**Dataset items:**

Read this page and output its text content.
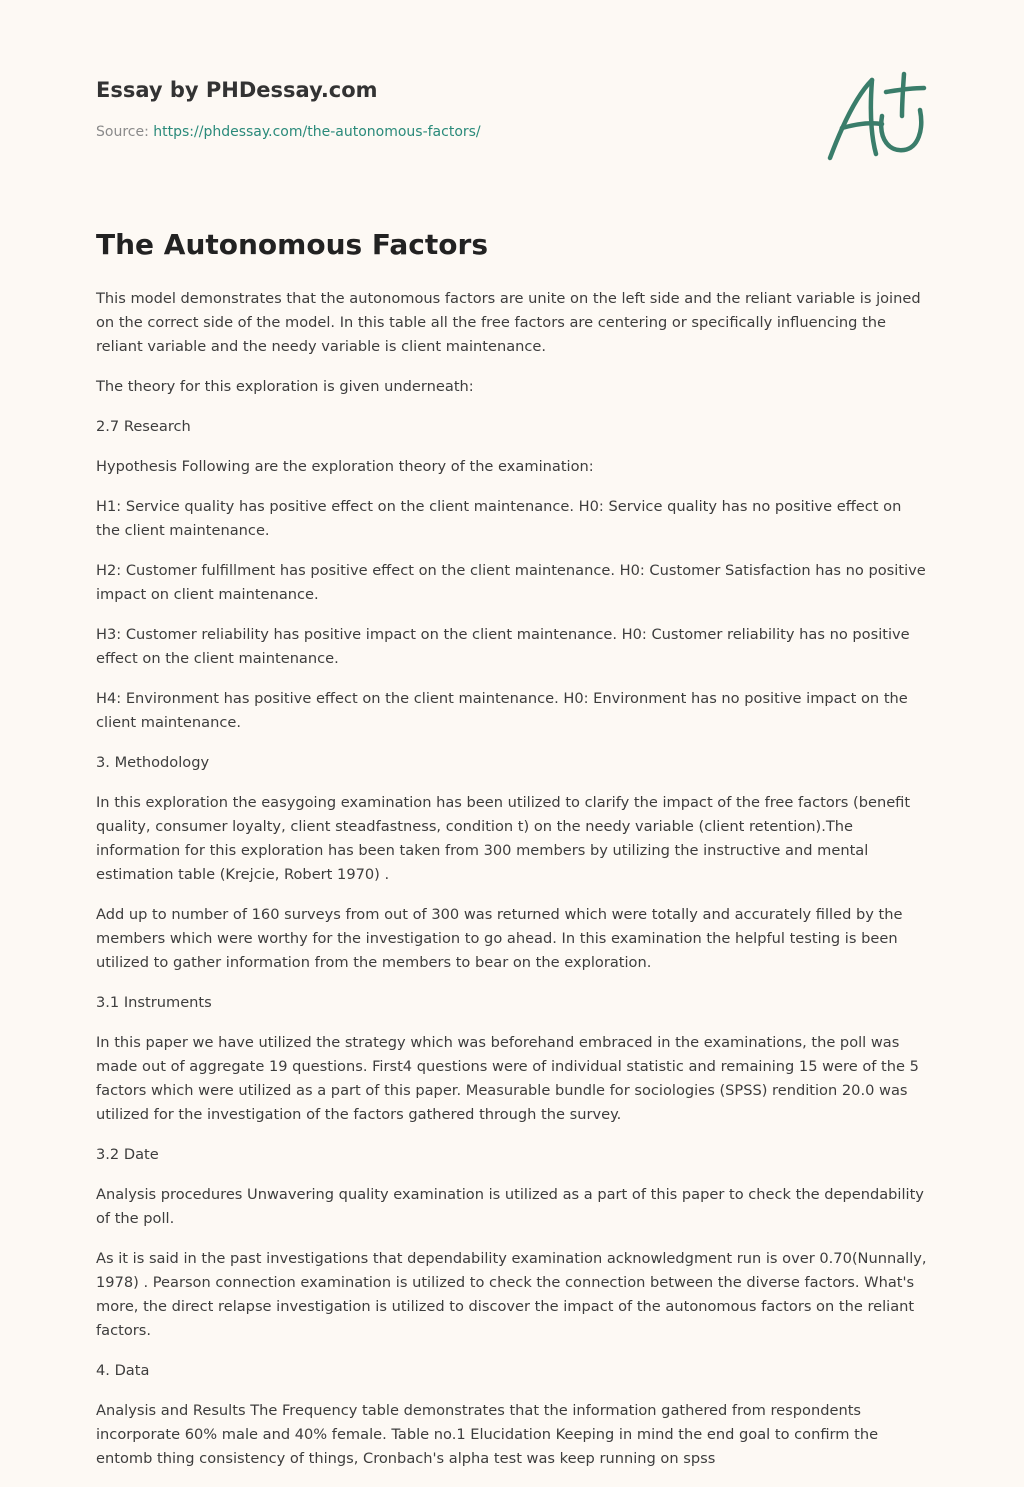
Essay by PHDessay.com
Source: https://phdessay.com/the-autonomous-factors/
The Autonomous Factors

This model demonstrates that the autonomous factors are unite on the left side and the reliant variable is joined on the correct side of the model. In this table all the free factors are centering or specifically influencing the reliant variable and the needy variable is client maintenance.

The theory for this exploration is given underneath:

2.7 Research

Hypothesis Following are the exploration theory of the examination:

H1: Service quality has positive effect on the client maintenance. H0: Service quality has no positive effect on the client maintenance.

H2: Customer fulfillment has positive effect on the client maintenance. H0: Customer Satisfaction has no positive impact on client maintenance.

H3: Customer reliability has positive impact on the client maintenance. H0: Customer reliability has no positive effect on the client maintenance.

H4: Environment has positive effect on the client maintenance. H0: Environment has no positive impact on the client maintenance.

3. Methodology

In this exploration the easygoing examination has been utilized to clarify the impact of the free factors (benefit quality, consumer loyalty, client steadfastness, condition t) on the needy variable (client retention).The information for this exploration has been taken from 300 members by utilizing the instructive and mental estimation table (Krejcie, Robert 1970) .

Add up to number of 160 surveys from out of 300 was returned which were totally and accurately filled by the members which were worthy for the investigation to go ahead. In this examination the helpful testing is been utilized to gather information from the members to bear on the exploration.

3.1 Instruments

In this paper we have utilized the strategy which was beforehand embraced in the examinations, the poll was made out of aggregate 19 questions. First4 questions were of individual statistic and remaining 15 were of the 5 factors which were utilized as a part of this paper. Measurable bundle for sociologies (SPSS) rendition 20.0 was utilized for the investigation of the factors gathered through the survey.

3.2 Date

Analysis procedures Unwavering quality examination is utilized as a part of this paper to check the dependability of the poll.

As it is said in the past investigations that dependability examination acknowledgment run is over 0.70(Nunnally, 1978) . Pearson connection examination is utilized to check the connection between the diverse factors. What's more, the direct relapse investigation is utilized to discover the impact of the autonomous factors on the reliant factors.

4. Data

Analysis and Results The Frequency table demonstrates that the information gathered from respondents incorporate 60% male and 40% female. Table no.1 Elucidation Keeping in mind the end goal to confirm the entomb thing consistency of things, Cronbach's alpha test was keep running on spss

**Prompt:**
Pull out each line holding the string "dependability".

**Exercise response:**
Analysis procedures Unwavering quality examination is utilized as a part of this paper to check the dependability of the poll.
As it is said in the past investigations that dependability examination acknowledgment run is over 0.70(Nunnally, 1978) . Pearson connection examination is utilized to check the connection between the diverse factors. What's more, the direct relapse investigation is utilized to discover the impact of the autonomous factors on the reliant factors.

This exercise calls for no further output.